■ Aim of the exercise: Repeat the full listing below verbatim and keep the images out.

* START Information shown *

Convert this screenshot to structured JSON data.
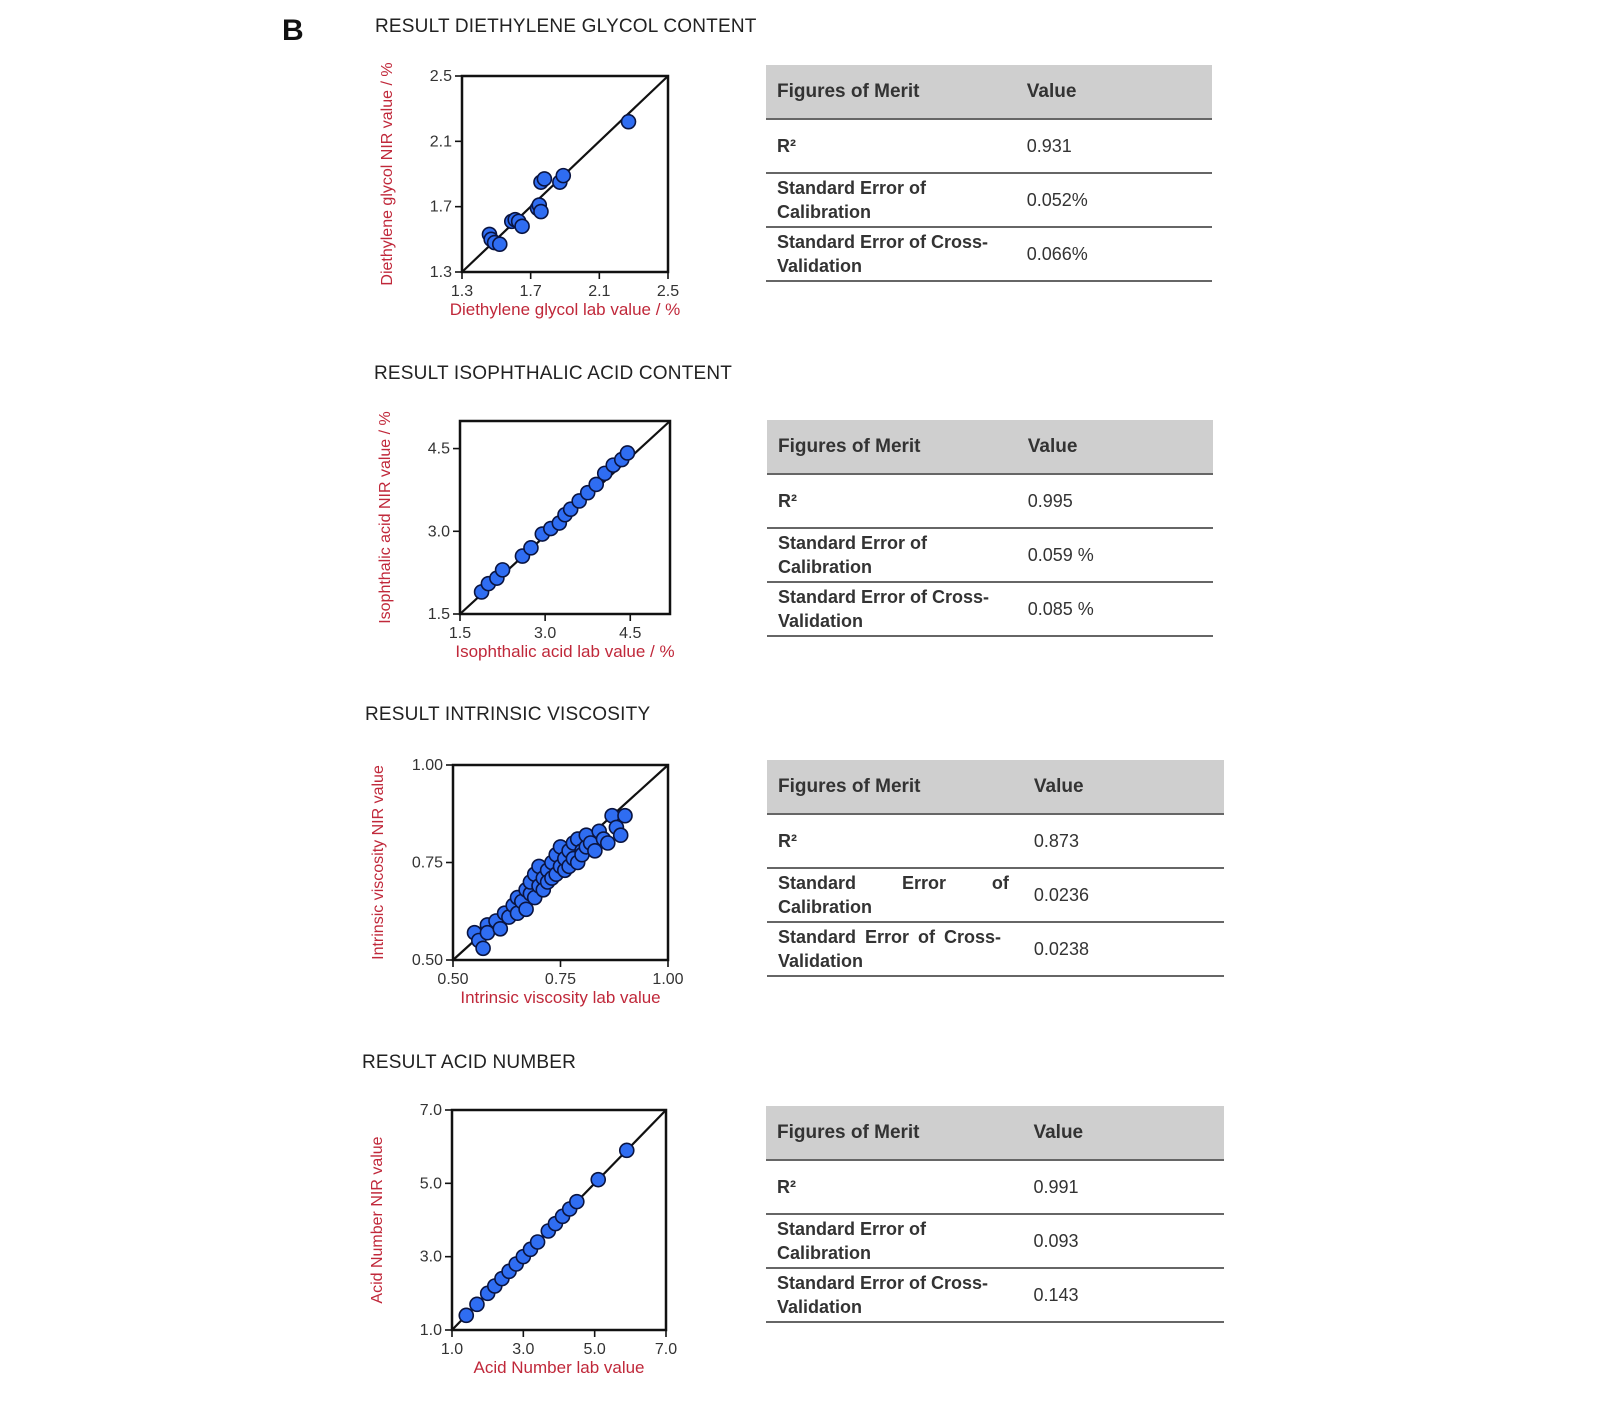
{
  "panel_label": "B",
  "colors": {
    "axis_label": "#c0283a",
    "point_fill": "#2f6df2",
    "point_stroke": "#0a1440",
    "line": "#111111"
  },
  "sections": [
    {
      "title": "RESULT DIETHYLENE GLYCOL CONTENT",
      "table": {
        "headers": [
          "Figures of Merit",
          "Value"
        ],
        "rows": [
          [
            "R²",
            "0.931"
          ],
          [
            "Standard Error of Calibration",
            "0.052%"
          ],
          [
            "Standard Error of Cross-Validation",
            "0.066%"
          ]
        ]
      }
    },
    {
      "title": "RESULT ISOPHTHALIC ACID CONTENT",
      "table": {
        "headers": [
          "Figures of Merit",
          "Value"
        ],
        "rows": [
          [
            "R²",
            "0.995"
          ],
          [
            "Standard Error of Calibration",
            "0.059 %"
          ],
          [
            "Standard Error of Cross-Validation",
            "0.085 %"
          ]
        ]
      }
    },
    {
      "title": "RESULT INTRINSIC VISCOSITY",
      "table": {
        "headers": [
          "Figures of Merit",
          "Value"
        ],
        "rows": [
          [
            "R²",
            "0.873"
          ],
          [
            "Standard Error of Calibration",
            "0.0236"
          ],
          [
            "Standard Error of Cross-Validation",
            "0.0238"
          ]
        ]
      }
    },
    {
      "title": "RESULT ACID NUMBER",
      "table": {
        "headers": [
          "Figures of Merit",
          "Value"
        ],
        "rows": [
          [
            "R²",
            "0.991"
          ],
          [
            "Standard Error of Calibration",
            "0.093"
          ],
          [
            "Standard Error of Cross-Validation",
            "0.143"
          ]
        ]
      }
    }
  ],
  "chart_data": [
    {
      "type": "scatter",
      "xlabel": "Diethylene glycol lab value / %",
      "ylabel": "Diethylene glycol NIR value / %",
      "xlim": [
        1.3,
        2.5
      ],
      "ylim": [
        1.3,
        2.5
      ],
      "xticks": [
        "1.3",
        "1.7",
        "2.1",
        "2.5"
      ],
      "yticks": [
        "1.3",
        "1.7",
        "2.1",
        "2.5"
      ],
      "reference_line": [
        [
          1.3,
          1.3
        ],
        [
          2.5,
          2.5
        ]
      ],
      "x": [
        1.46,
        1.47,
        1.49,
        1.52,
        1.59,
        1.61,
        1.63,
        1.65,
        1.74,
        1.75,
        1.76,
        1.76,
        1.78,
        1.87,
        1.89,
        2.27
      ],
      "y": [
        1.53,
        1.5,
        1.48,
        1.47,
        1.61,
        1.62,
        1.61,
        1.58,
        1.69,
        1.71,
        1.85,
        1.67,
        1.87,
        1.85,
        1.89,
        2.22
      ]
    },
    {
      "type": "scatter",
      "xlabel": "Isophthalic acid lab value / %",
      "ylabel": "Isophthalic acid NIR value / %",
      "xlim": [
        1.5,
        5.2
      ],
      "ylim": [
        1.5,
        5.0
      ],
      "xticks": [
        "1.5",
        "3.0",
        "4.5"
      ],
      "yticks": [
        "1.5",
        "3.0",
        "4.5"
      ],
      "reference_line": [
        [
          1.5,
          1.5
        ],
        [
          5.2,
          5.0
        ]
      ],
      "x": [
        1.88,
        2.0,
        2.15,
        2.25,
        2.6,
        2.75,
        2.95,
        3.1,
        3.25,
        3.35,
        3.45,
        3.6,
        3.75,
        3.9,
        4.05,
        4.2,
        4.35,
        4.45
      ],
      "y": [
        1.9,
        2.05,
        2.15,
        2.3,
        2.55,
        2.7,
        2.95,
        3.05,
        3.15,
        3.3,
        3.4,
        3.55,
        3.7,
        3.85,
        4.05,
        4.2,
        4.3,
        4.42
      ]
    },
    {
      "type": "scatter",
      "xlabel": "Intrinsic viscosity lab value",
      "ylabel": "Intrinsic viscosity NIR value",
      "xlim": [
        0.5,
        1.0
      ],
      "ylim": [
        0.5,
        1.0
      ],
      "xticks": [
        "0.50",
        "0.75",
        "1.00"
      ],
      "yticks": [
        "0.50",
        "0.75",
        "1.00"
      ],
      "reference_line": [
        [
          0.5,
          0.5
        ],
        [
          1.0,
          1.0
        ]
      ],
      "x": [
        0.55,
        0.56,
        0.57,
        0.58,
        0.58,
        0.6,
        0.61,
        0.62,
        0.63,
        0.64,
        0.65,
        0.65,
        0.66,
        0.67,
        0.67,
        0.68,
        0.68,
        0.69,
        0.69,
        0.7,
        0.7,
        0.71,
        0.71,
        0.72,
        0.72,
        0.73,
        0.73,
        0.74,
        0.74,
        0.75,
        0.75,
        0.76,
        0.76,
        0.77,
        0.77,
        0.78,
        0.78,
        0.79,
        0.79,
        0.8,
        0.8,
        0.81,
        0.81,
        0.82,
        0.83,
        0.84,
        0.85,
        0.86,
        0.87,
        0.88,
        0.89,
        0.9
      ],
      "y": [
        0.57,
        0.55,
        0.53,
        0.59,
        0.57,
        0.6,
        0.58,
        0.62,
        0.61,
        0.64,
        0.62,
        0.66,
        0.65,
        0.68,
        0.63,
        0.67,
        0.7,
        0.66,
        0.72,
        0.69,
        0.74,
        0.71,
        0.68,
        0.73,
        0.7,
        0.75,
        0.71,
        0.72,
        0.77,
        0.74,
        0.79,
        0.73,
        0.76,
        0.78,
        0.74,
        0.8,
        0.76,
        0.75,
        0.81,
        0.78,
        0.77,
        0.79,
        0.82,
        0.8,
        0.78,
        0.83,
        0.81,
        0.8,
        0.87,
        0.84,
        0.82,
        0.87
      ]
    },
    {
      "type": "scatter",
      "xlabel": "Acid Number lab value",
      "ylabel": "Acid Number NIR value",
      "xlim": [
        1.0,
        7.0
      ],
      "ylim": [
        1.0,
        7.0
      ],
      "xticks": [
        "1.0",
        "3.0",
        "5.0",
        "7.0"
      ],
      "yticks": [
        "1.0",
        "3.0",
        "5.0",
        "7.0"
      ],
      "reference_line": [
        [
          1.0,
          1.0
        ],
        [
          7.0,
          7.0
        ]
      ],
      "x": [
        1.4,
        1.7,
        2.0,
        2.2,
        2.4,
        2.6,
        2.8,
        3.0,
        3.2,
        3.4,
        3.7,
        3.9,
        4.1,
        4.3,
        4.5,
        5.1,
        5.9
      ],
      "y": [
        1.4,
        1.7,
        2.0,
        2.2,
        2.4,
        2.6,
        2.8,
        3.0,
        3.2,
        3.4,
        3.7,
        3.9,
        4.1,
        4.3,
        4.5,
        5.1,
        5.9
      ]
    }
  ]
}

* END Information shown *

■ Written answer:
Convert this screenshot to structured JSON data.
{
  "panel_label": "B",
  "colors": {
    "axis_label": "#c0283a",
    "point_fill": "#2f6df2",
    "point_stroke": "#0a1440",
    "line": "#111111"
  },
  "sections": [
    {
      "title": "RESULT DIETHYLENE GLYCOL CONTENT",
      "table": {
        "headers": [
          "Figures of Merit",
          "Value"
        ],
        "rows": [
          [
            "R²",
            "0.931"
          ],
          [
            "Standard Error of Calibration",
            "0.052%"
          ],
          [
            "Standard Error of Cross-Validation",
            "0.066%"
          ]
        ]
      }
    },
    {
      "title": "RESULT ISOPHTHALIC ACID CONTENT",
      "table": {
        "headers": [
          "Figures of Merit",
          "Value"
        ],
        "rows": [
          [
            "R²",
            "0.995"
          ],
          [
            "Standard Error of Calibration",
            "0.059 %"
          ],
          [
            "Standard Error of Cross-Validation",
            "0.085 %"
          ]
        ]
      }
    },
    {
      "title": "RESULT INTRINSIC VISCOSITY",
      "table": {
        "headers": [
          "Figures of Merit",
          "Value"
        ],
        "rows": [
          [
            "R²",
            "0.873"
          ],
          [
            "Standard Error of Calibration",
            "0.0236"
          ],
          [
            "Standard Error of Cross-Validation",
            "0.0238"
          ]
        ]
      }
    },
    {
      "title": "RESULT ACID NUMBER",
      "table": {
        "headers": [
          "Figures of Merit",
          "Value"
        ],
        "rows": [
          [
            "R²",
            "0.991"
          ],
          [
            "Standard Error of Calibration",
            "0.093"
          ],
          [
            "Standard Error of Cross-Validation",
            "0.143"
          ]
        ]
      }
    }
  ],
  "chart_data": [
    {
      "type": "scatter",
      "xlabel": "Diethylene glycol lab value / %",
      "ylabel": "Diethylene glycol NIR value / %",
      "xlim": [
        1.3,
        2.5
      ],
      "ylim": [
        1.3,
        2.5
      ],
      "xticks": [
        "1.3",
        "1.7",
        "2.1",
        "2.5"
      ],
      "yticks": [
        "1.3",
        "1.7",
        "2.1",
        "2.5"
      ],
      "reference_line": [
        [
          1.3,
          1.3
        ],
        [
          2.5,
          2.5
        ]
      ],
      "x": [
        1.46,
        1.47,
        1.49,
        1.52,
        1.59,
        1.61,
        1.63,
        1.65,
        1.74,
        1.75,
        1.76,
        1.76,
        1.78,
        1.87,
        1.89,
        2.27
      ],
      "y": [
        1.53,
        1.5,
        1.48,
        1.47,
        1.61,
        1.62,
        1.61,
        1.58,
        1.69,
        1.71,
        1.85,
        1.67,
        1.87,
        1.85,
        1.89,
        2.22
      ]
    },
    {
      "type": "scatter",
      "xlabel": "Isophthalic acid lab value / %",
      "ylabel": "Isophthalic acid NIR value / %",
      "xlim": [
        1.5,
        5.2
      ],
      "ylim": [
        1.5,
        5.0
      ],
      "xticks": [
        "1.5",
        "3.0",
        "4.5"
      ],
      "yticks": [
        "1.5",
        "3.0",
        "4.5"
      ],
      "reference_line": [
        [
          1.5,
          1.5
        ],
        [
          5.2,
          5.0
        ]
      ],
      "x": [
        1.88,
        2.0,
        2.15,
        2.25,
        2.6,
        2.75,
        2.95,
        3.1,
        3.25,
        3.35,
        3.45,
        3.6,
        3.75,
        3.9,
        4.05,
        4.2,
        4.35,
        4.45
      ],
      "y": [
        1.9,
        2.05,
        2.15,
        2.3,
        2.55,
        2.7,
        2.95,
        3.05,
        3.15,
        3.3,
        3.4,
        3.55,
        3.7,
        3.85,
        4.05,
        4.2,
        4.3,
        4.42
      ]
    },
    {
      "type": "scatter",
      "xlabel": "Intrinsic viscosity lab value",
      "ylabel": "Intrinsic viscosity NIR value",
      "xlim": [
        0.5,
        1.0
      ],
      "ylim": [
        0.5,
        1.0
      ],
      "xticks": [
        "0.50",
        "0.75",
        "1.00"
      ],
      "yticks": [
        "0.50",
        "0.75",
        "1.00"
      ],
      "reference_line": [
        [
          0.5,
          0.5
        ],
        [
          1.0,
          1.0
        ]
      ],
      "x": [
        0.55,
        0.56,
        0.57,
        0.58,
        0.58,
        0.6,
        0.61,
        0.62,
        0.63,
        0.64,
        0.65,
        0.65,
        0.66,
        0.67,
        0.67,
        0.68,
        0.68,
        0.69,
        0.69,
        0.7,
        0.7,
        0.71,
        0.71,
        0.72,
        0.72,
        0.73,
        0.73,
        0.74,
        0.74,
        0.75,
        0.75,
        0.76,
        0.76,
        0.77,
        0.77,
        0.78,
        0.78,
        0.79,
        0.79,
        0.8,
        0.8,
        0.81,
        0.81,
        0.82,
        0.83,
        0.84,
        0.85,
        0.86,
        0.87,
        0.88,
        0.89,
        0.9
      ],
      "y": [
        0.57,
        0.55,
        0.53,
        0.59,
        0.57,
        0.6,
        0.58,
        0.62,
        0.61,
        0.64,
        0.62,
        0.66,
        0.65,
        0.68,
        0.63,
        0.67,
        0.7,
        0.66,
        0.72,
        0.69,
        0.74,
        0.71,
        0.68,
        0.73,
        0.7,
        0.75,
        0.71,
        0.72,
        0.77,
        0.74,
        0.79,
        0.73,
        0.76,
        0.78,
        0.74,
        0.8,
        0.76,
        0.75,
        0.81,
        0.78,
        0.77,
        0.79,
        0.82,
        0.8,
        0.78,
        0.83,
        0.81,
        0.8,
        0.87,
        0.84,
        0.82,
        0.87
      ]
    },
    {
      "type": "scatter",
      "xlabel": "Acid Number lab value",
      "ylabel": "Acid Number NIR value",
      "xlim": [
        1.0,
        7.0
      ],
      "ylim": [
        1.0,
        7.0
      ],
      "xticks": [
        "1.0",
        "3.0",
        "5.0",
        "7.0"
      ],
      "yticks": [
        "1.0",
        "3.0",
        "5.0",
        "7.0"
      ],
      "reference_line": [
        [
          1.0,
          1.0
        ],
        [
          7.0,
          7.0
        ]
      ],
      "x": [
        1.4,
        1.7,
        2.0,
        2.2,
        2.4,
        2.6,
        2.8,
        3.0,
        3.2,
        3.4,
        3.7,
        3.9,
        4.1,
        4.3,
        4.5,
        5.1,
        5.9
      ],
      "y": [
        1.4,
        1.7,
        2.0,
        2.2,
        2.4,
        2.6,
        2.8,
        3.0,
        3.2,
        3.4,
        3.7,
        3.9,
        4.1,
        4.3,
        4.5,
        5.1,
        5.9
      ]
    }
  ]
}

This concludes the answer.